+++ Input material

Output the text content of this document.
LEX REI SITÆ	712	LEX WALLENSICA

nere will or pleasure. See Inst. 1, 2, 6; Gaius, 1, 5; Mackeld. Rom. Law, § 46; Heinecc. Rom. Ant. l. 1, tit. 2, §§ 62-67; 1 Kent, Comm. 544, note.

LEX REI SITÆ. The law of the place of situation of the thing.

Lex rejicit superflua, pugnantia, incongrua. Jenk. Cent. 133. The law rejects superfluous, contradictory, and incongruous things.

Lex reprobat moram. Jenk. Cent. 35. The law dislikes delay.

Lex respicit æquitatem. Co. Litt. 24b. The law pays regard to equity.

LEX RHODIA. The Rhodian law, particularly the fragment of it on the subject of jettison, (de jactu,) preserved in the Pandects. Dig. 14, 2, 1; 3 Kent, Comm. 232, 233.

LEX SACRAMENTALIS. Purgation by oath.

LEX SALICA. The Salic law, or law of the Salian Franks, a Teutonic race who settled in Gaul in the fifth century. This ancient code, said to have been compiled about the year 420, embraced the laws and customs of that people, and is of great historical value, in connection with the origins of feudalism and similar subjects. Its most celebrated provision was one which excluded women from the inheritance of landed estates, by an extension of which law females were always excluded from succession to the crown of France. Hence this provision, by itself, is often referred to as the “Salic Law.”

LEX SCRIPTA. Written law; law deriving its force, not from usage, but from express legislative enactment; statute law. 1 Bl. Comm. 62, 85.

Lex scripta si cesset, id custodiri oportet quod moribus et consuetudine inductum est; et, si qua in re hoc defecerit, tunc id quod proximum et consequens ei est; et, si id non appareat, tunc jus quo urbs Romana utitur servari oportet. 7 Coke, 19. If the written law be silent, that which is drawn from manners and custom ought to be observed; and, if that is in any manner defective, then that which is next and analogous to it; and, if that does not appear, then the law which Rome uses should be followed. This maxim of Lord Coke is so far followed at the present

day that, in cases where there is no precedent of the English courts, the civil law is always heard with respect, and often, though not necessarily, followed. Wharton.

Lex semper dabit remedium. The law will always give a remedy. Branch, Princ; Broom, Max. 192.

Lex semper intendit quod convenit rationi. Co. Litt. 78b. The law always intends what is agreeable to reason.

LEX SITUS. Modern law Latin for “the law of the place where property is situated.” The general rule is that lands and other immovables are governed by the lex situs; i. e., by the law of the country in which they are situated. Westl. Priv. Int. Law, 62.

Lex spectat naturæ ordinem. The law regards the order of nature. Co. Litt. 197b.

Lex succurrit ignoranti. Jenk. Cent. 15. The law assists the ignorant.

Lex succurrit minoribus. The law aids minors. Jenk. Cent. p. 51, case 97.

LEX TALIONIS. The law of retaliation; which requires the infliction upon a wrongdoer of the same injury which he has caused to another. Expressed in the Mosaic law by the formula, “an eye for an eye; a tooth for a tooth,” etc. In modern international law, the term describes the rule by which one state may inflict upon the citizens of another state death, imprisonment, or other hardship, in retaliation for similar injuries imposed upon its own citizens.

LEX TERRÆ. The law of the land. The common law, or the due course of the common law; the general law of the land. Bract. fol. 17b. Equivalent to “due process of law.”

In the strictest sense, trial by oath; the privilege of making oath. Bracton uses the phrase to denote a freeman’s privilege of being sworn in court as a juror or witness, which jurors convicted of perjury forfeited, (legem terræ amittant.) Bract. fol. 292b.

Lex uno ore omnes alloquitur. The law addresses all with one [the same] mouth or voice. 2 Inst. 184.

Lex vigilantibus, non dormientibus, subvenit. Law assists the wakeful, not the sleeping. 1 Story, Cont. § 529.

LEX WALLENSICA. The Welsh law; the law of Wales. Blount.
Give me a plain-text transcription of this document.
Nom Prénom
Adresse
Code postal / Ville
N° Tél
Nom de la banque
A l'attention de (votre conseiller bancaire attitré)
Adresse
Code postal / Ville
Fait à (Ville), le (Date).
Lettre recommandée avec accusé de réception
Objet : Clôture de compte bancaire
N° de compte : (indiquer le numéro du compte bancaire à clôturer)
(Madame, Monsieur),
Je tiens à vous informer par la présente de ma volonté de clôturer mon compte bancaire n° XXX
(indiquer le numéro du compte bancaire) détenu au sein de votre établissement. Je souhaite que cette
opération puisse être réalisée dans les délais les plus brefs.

++++++

Work to complete
Pull every line containing the word "Kent" out of the material and copy it.

Written answer
nere will or pleasure. See Inst. 1, 2, 6; Gaius, 1, 5; Mackeld. Rom. Law, § 46; Heinecc. Rom. Ant. l. 1, tit. 2, §§ 62-67; 1 Kent, Comm. 544, note.
LEX RHODIA. The Rhodian law, particularly the fragment of it on the subject of jettison, (de jactu,) preserved in the Pandects. Dig. 14, 2, 1; 3 Kent, Comm. 232, 233.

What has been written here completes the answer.